Stated task — Return all of the entries word for word, but omit the pictures they contain.

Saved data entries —
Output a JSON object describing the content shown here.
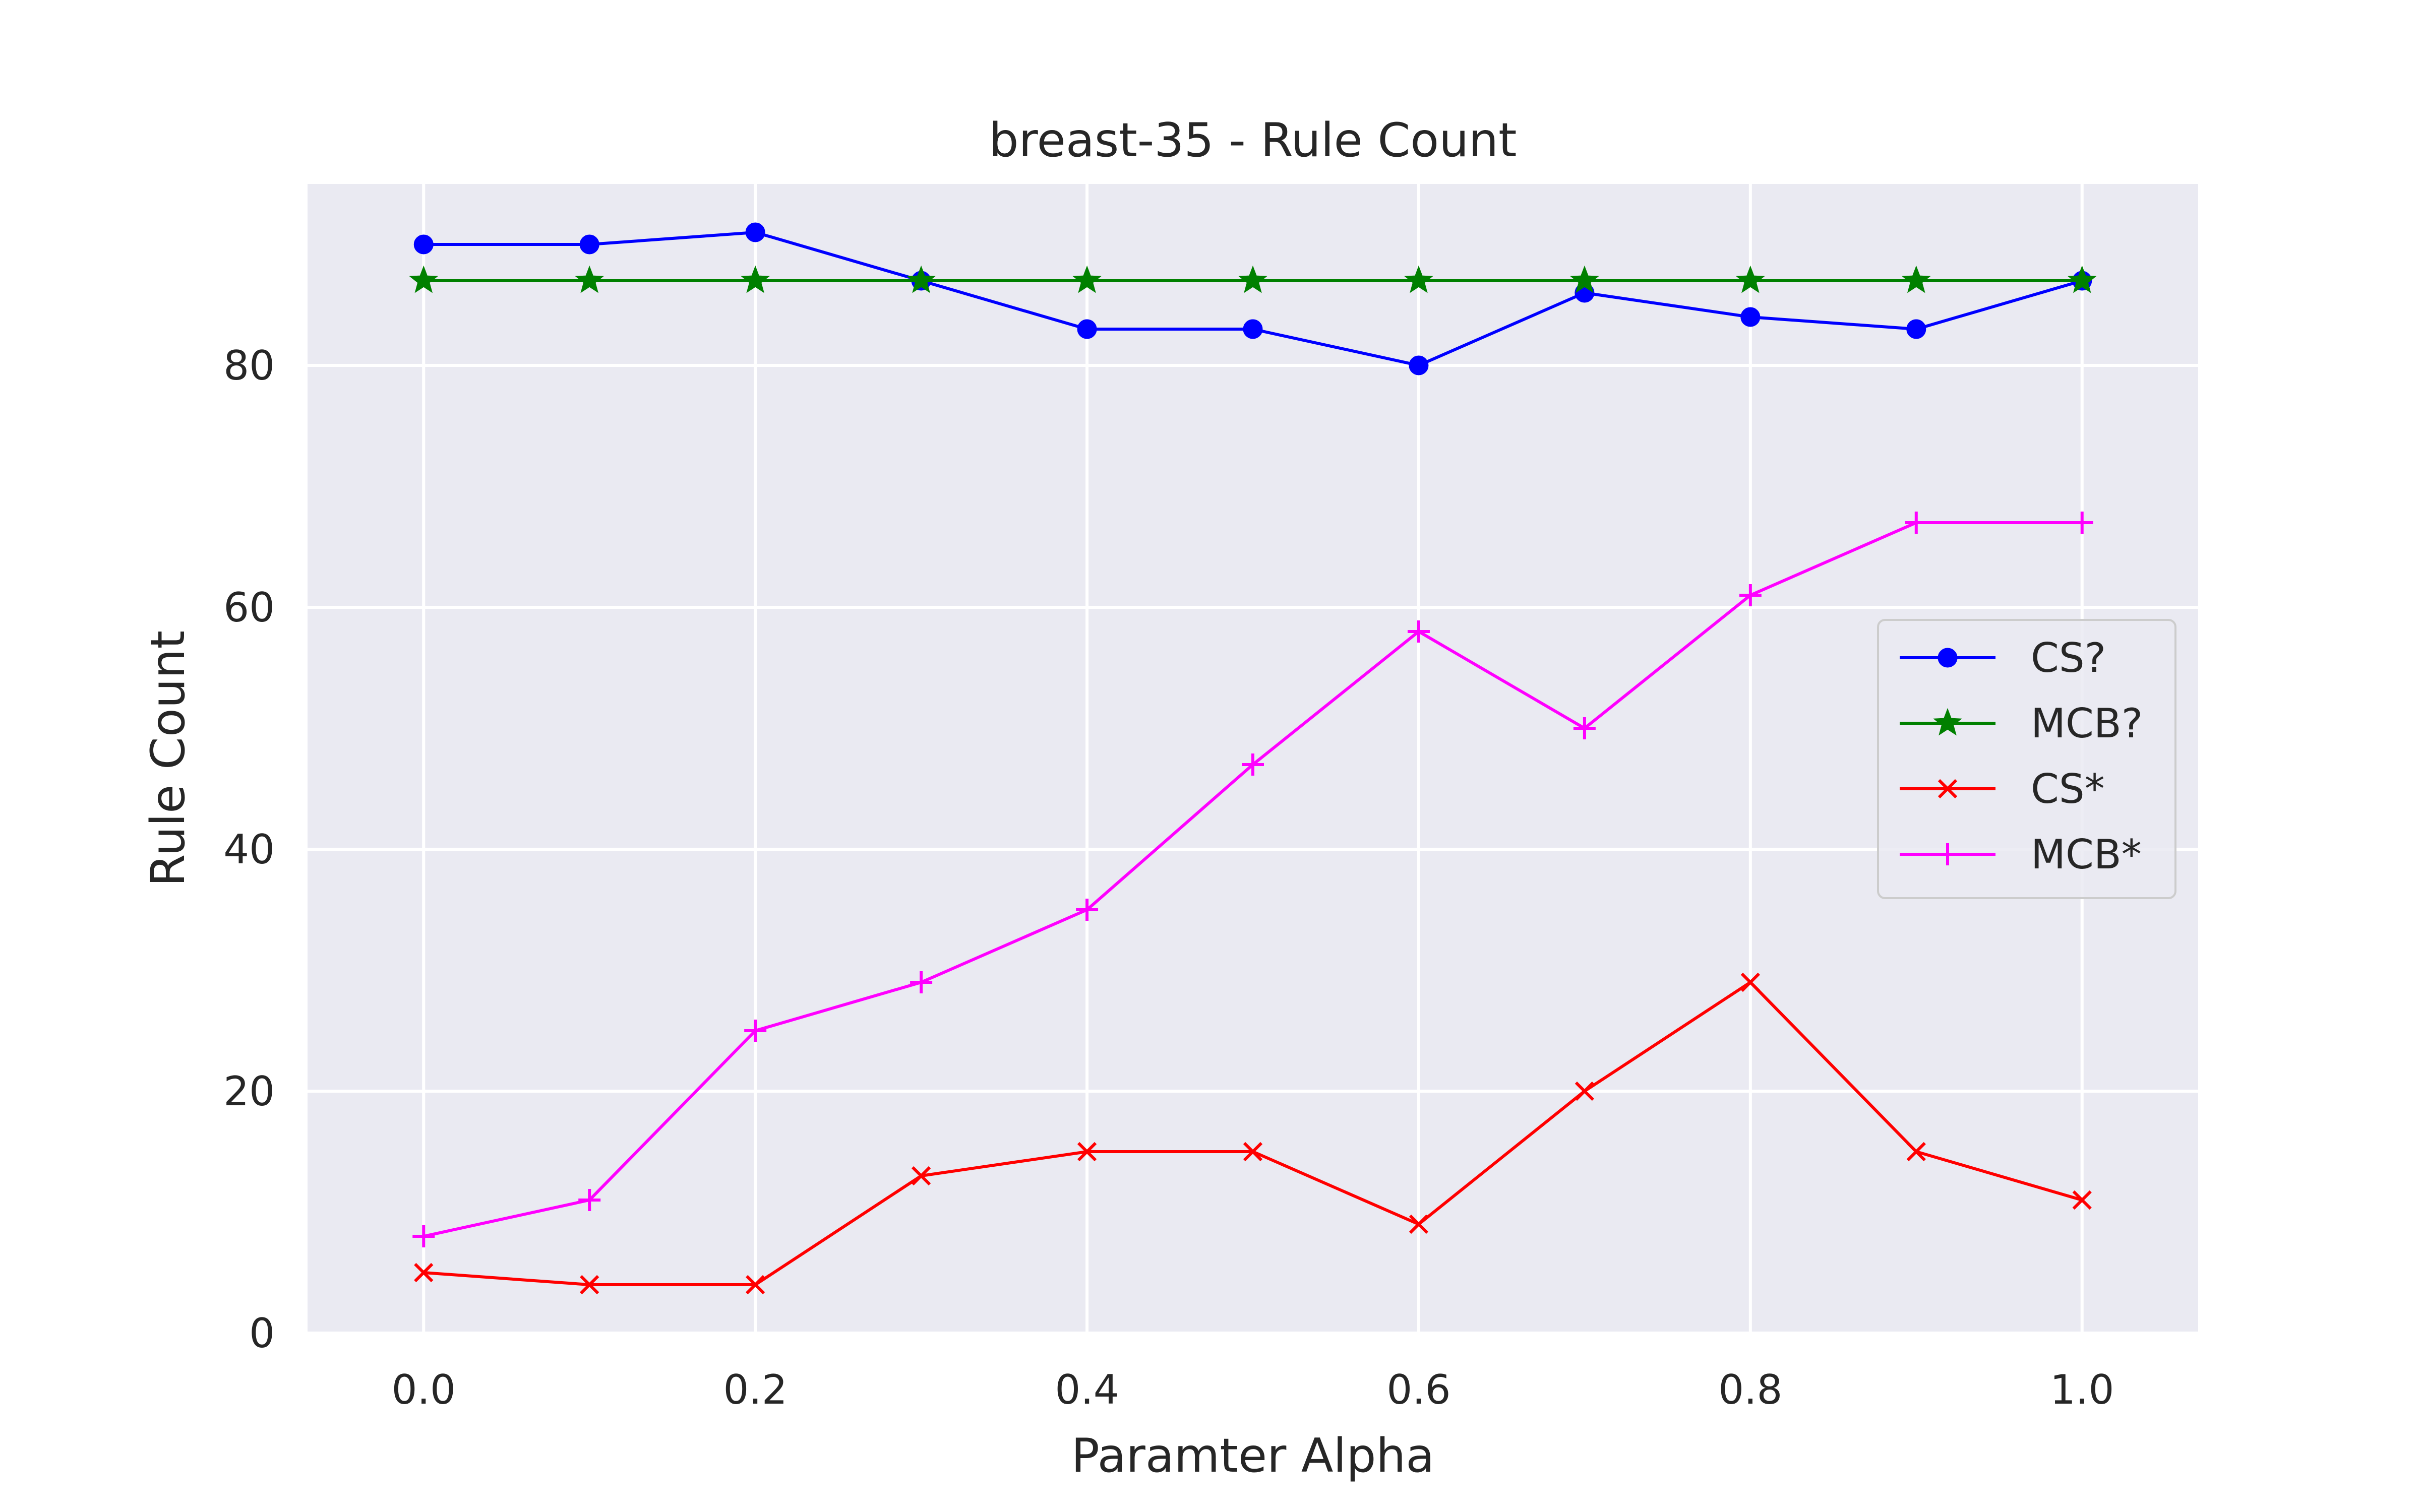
{
  "chart_data": {
    "type": "line",
    "title": "breast-35 - Rule Count",
    "xlabel": "Paramter Alpha",
    "ylabel": "Rule Count",
    "xlim": [
      -0.07,
      1.07
    ],
    "ylim": [
      0,
      95
    ],
    "x_ticks": [
      0.0,
      0.2,
      0.4,
      0.6,
      0.8,
      1.0
    ],
    "x_tick_labels": [
      "0.0",
      "0.2",
      "0.4",
      "0.6",
      "0.8",
      "1.0"
    ],
    "y_ticks": [
      0,
      20,
      40,
      60,
      80
    ],
    "y_tick_labels": [
      "0",
      "20",
      "40",
      "60",
      "80"
    ],
    "grid": true,
    "legend_position": "center-right",
    "background": "#eaeaf2",
    "x": [
      0.0,
      0.1,
      0.2,
      0.3,
      0.4,
      0.5,
      0.6,
      0.7,
      0.8,
      0.9,
      1.0
    ],
    "series": [
      {
        "name": "CS?",
        "color": "#0000ff",
        "marker": "circle",
        "values": [
          90,
          90,
          91,
          87,
          83,
          83,
          80,
          86,
          84,
          83,
          87
        ]
      },
      {
        "name": "MCB?",
        "color": "#008000",
        "marker": "star",
        "values": [
          87,
          87,
          87,
          87,
          87,
          87,
          87,
          87,
          87,
          87,
          87
        ]
      },
      {
        "name": "CS*",
        "color": "#ff0000",
        "marker": "x",
        "values": [
          5,
          4,
          4,
          13,
          15,
          15,
          9,
          20,
          29,
          15,
          11
        ]
      },
      {
        "name": "MCB*",
        "color": "#ff00ff",
        "marker": "plus",
        "values": [
          8,
          11,
          25,
          29,
          35,
          47,
          58,
          50,
          61,
          67,
          67
        ]
      }
    ]
  }
}
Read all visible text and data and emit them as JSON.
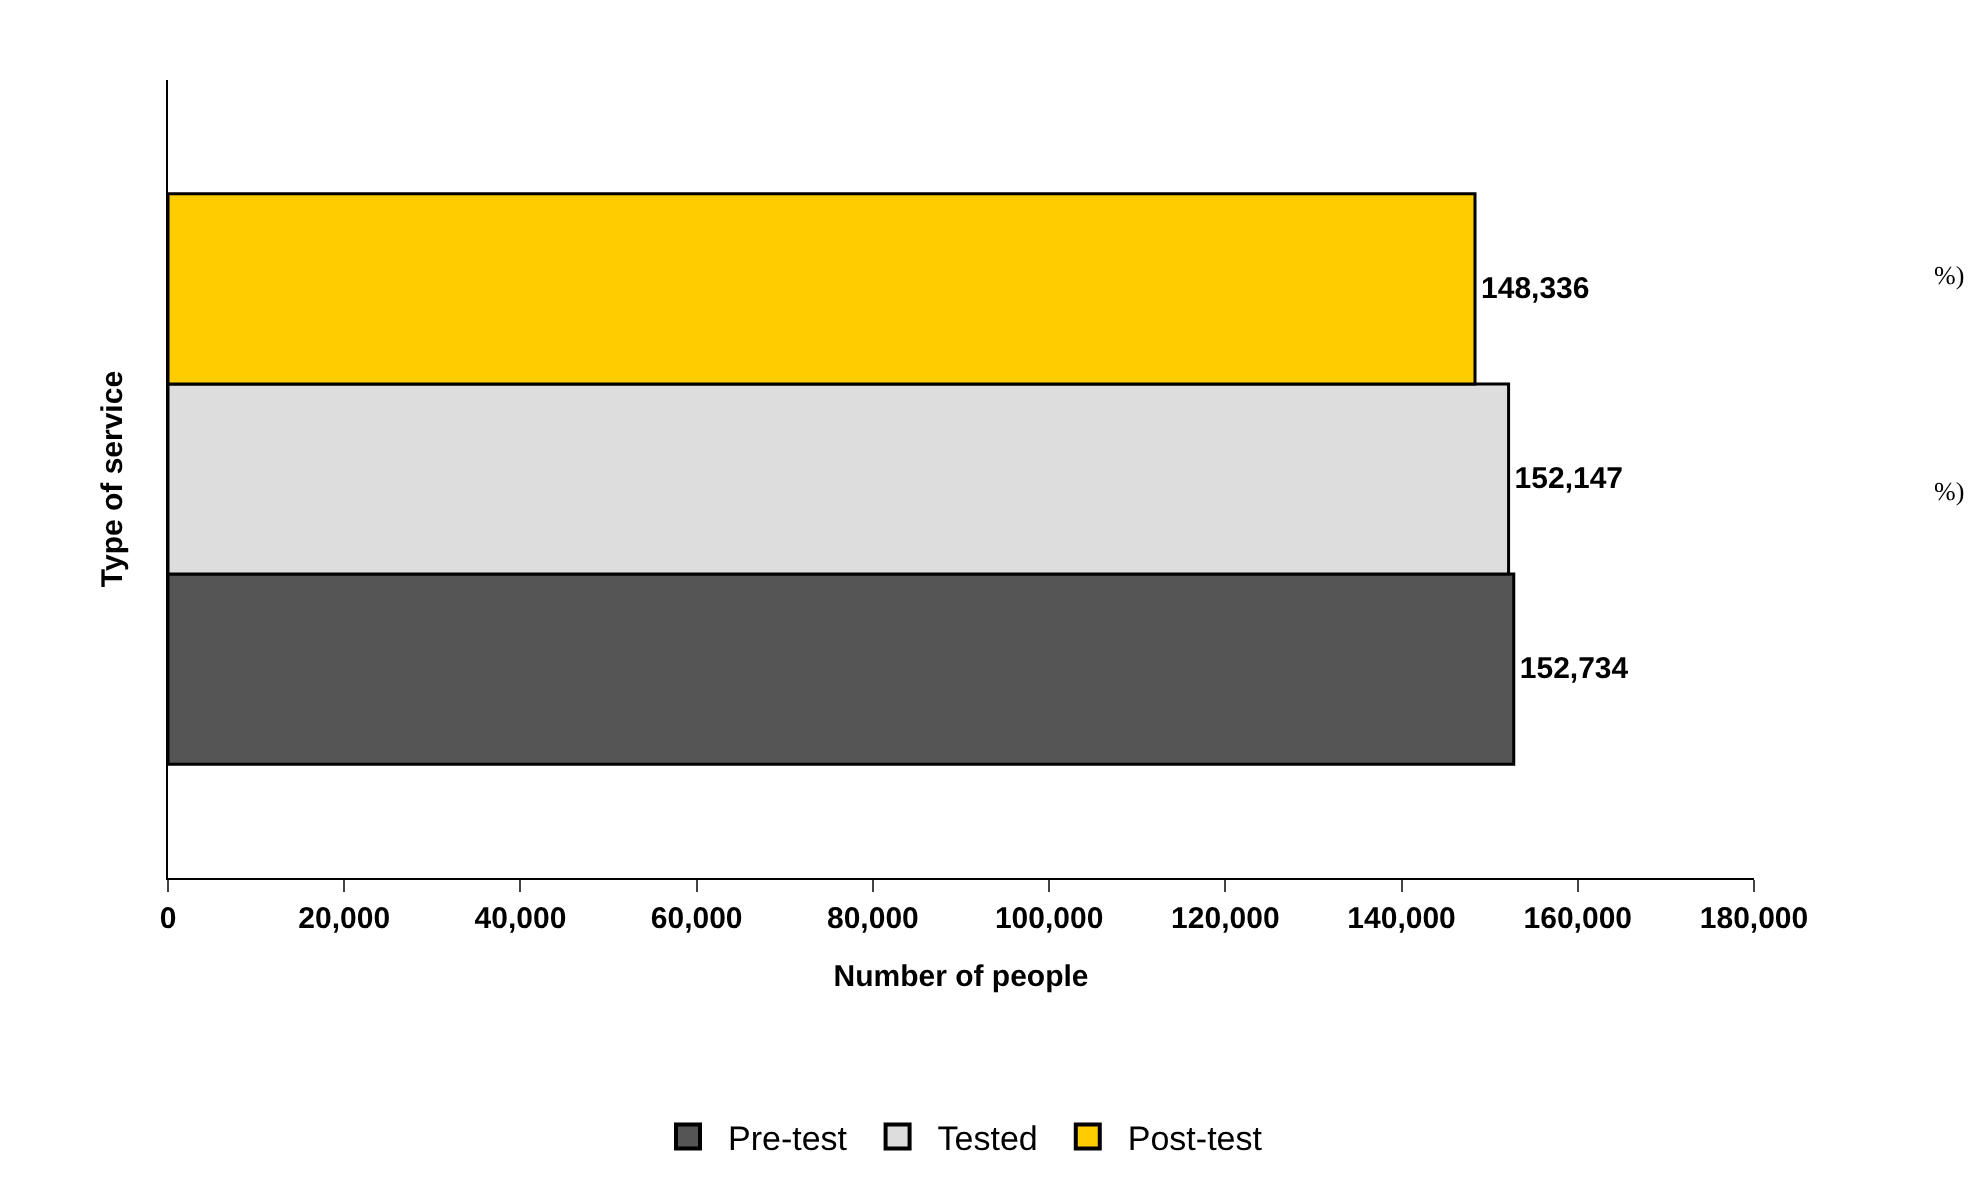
{
  "chart_data": {
    "type": "bar",
    "orientation": "horizontal",
    "ylabel": "Type of service",
    "xlabel": "Number of people",
    "categories": [
      null
    ],
    "series": [
      {
        "name": "Pre-test",
        "color": "#555555",
        "values": [
          152734
        ],
        "value_labels": [
          "152,734"
        ]
      },
      {
        "name": "Tested",
        "color": "#dddddd",
        "values": [
          152147
        ],
        "value_labels": [
          "152,147"
        ]
      },
      {
        "name": "Post-test",
        "color": "#ffcc00",
        "values": [
          148336
        ],
        "value_labels": [
          "148,336"
        ]
      }
    ],
    "xlim": [
      0,
      180000
    ],
    "xticks": [
      0,
      {
        "value": 20000,
        "label": "20,000"
      },
      {
        "value": 40000,
        "label": "40,000"
      },
      {
        "value": 60000,
        "label": "60,000"
      },
      {
        "value": 80000,
        "label": "80,000"
      },
      {
        "value": 100000,
        "label": "100,000"
      },
      {
        "value": 120000,
        "label": "120,000"
      },
      {
        "value": 140000,
        "label": "140,000"
      },
      {
        "value": 160000,
        "label": "160,000"
      },
      {
        "value": 180000,
        "label": "180,000"
      }
    ],
    "legend": "bottom",
    "grid": false,
    "annotations": [
      "%)",
      "%)"
    ]
  }
}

Written solution —
Output a JSON object describing the content shown here.
{
  "chart_data": {
    "type": "line",
    "title": "breast-35 - Rule Count",
    "xlabel": "Paramter Alpha",
    "ylabel": "Rule Count",
    "xlim": [
      -0.07,
      1.07
    ],
    "ylim": [
      0,
      95
    ],
    "x_ticks": [
      0.0,
      0.2,
      0.4,
      0.6,
      0.8,
      1.0
    ],
    "x_tick_labels": [
      "0.0",
      "0.2",
      "0.4",
      "0.6",
      "0.8",
      "1.0"
    ],
    "y_ticks": [
      0,
      20,
      40,
      60,
      80
    ],
    "y_tick_labels": [
      "0",
      "20",
      "40",
      "60",
      "80"
    ],
    "grid": true,
    "legend_position": "center-right",
    "background": "#eaeaf2",
    "x": [
      0.0,
      0.1,
      0.2,
      0.3,
      0.4,
      0.5,
      0.6,
      0.7,
      0.8,
      0.9,
      1.0
    ],
    "series": [
      {
        "name": "CS?",
        "color": "#0000ff",
        "marker": "circle",
        "values": [
          90,
          90,
          91,
          87,
          83,
          83,
          80,
          86,
          84,
          83,
          87
        ]
      },
      {
        "name": "MCB?",
        "color": "#008000",
        "marker": "star",
        "values": [
          87,
          87,
          87,
          87,
          87,
          87,
          87,
          87,
          87,
          87,
          87
        ]
      },
      {
        "name": "CS*",
        "color": "#ff0000",
        "marker": "x",
        "values": [
          5,
          4,
          4,
          13,
          15,
          15,
          9,
          20,
          29,
          15,
          11
        ]
      },
      {
        "name": "MCB*",
        "color": "#ff00ff",
        "marker": "plus",
        "values": [
          8,
          11,
          25,
          29,
          35,
          47,
          58,
          50,
          61,
          67,
          67
        ]
      }
    ]
  }
}
Read all visible text and data and emit them as JSON.
{
  "chart_data": {
    "type": "bar",
    "orientation": "horizontal",
    "ylabel": "Type of service",
    "xlabel": "Number of people",
    "categories": [
      null
    ],
    "series": [
      {
        "name": "Pre-test",
        "color": "#555555",
        "values": [
          152734
        ],
        "value_labels": [
          "152,734"
        ]
      },
      {
        "name": "Tested",
        "color": "#dddddd",
        "values": [
          152147
        ],
        "value_labels": [
          "152,147"
        ]
      },
      {
        "name": "Post-test",
        "color": "#ffcc00",
        "values": [
          148336
        ],
        "value_labels": [
          "148,336"
        ]
      }
    ],
    "xlim": [
      0,
      180000
    ],
    "xticks": [
      0,
      {
        "value": 20000,
        "label": "20,000"
      },
      {
        "value": 40000,
        "label": "40,000"
      },
      {
        "value": 60000,
        "label": "60,000"
      },
      {
        "value": 80000,
        "label": "80,000"
      },
      {
        "value": 100000,
        "label": "100,000"
      },
      {
        "value": 120000,
        "label": "120,000"
      },
      {
        "value": 140000,
        "label": "140,000"
      },
      {
        "value": 160000,
        "label": "160,000"
      },
      {
        "value": 180000,
        "label": "180,000"
      }
    ],
    "legend": "bottom",
    "grid": false,
    "annotations": [
      "%)",
      "%)"
    ]
  }
}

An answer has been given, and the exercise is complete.